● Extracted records

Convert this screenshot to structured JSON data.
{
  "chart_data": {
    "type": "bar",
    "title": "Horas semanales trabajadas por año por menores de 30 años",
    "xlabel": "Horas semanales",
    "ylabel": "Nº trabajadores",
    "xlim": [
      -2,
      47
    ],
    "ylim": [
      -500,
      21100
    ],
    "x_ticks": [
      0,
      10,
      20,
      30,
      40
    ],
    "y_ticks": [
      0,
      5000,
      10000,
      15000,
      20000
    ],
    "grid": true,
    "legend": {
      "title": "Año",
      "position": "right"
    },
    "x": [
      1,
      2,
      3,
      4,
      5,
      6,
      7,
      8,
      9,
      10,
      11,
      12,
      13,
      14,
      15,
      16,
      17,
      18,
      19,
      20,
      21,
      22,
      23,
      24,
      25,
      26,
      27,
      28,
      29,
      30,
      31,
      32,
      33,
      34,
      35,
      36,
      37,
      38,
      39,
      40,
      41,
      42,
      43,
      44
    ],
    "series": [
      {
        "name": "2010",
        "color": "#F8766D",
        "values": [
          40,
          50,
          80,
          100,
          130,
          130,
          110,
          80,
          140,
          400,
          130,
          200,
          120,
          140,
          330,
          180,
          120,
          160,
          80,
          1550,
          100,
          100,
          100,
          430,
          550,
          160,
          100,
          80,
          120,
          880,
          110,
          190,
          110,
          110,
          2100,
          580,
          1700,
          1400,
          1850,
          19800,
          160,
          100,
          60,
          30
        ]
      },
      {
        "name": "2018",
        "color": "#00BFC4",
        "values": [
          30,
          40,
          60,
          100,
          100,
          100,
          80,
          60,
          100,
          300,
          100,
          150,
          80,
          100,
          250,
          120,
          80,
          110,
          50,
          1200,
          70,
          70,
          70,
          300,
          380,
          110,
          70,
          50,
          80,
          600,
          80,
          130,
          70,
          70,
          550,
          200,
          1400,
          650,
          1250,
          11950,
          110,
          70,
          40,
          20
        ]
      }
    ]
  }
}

● What you will do
Go through the material above and copy each line that has the word "title".

● Final answer
    "title": "Horas semanales trabajadas por año por menores de 30 años",
      "title": "Año",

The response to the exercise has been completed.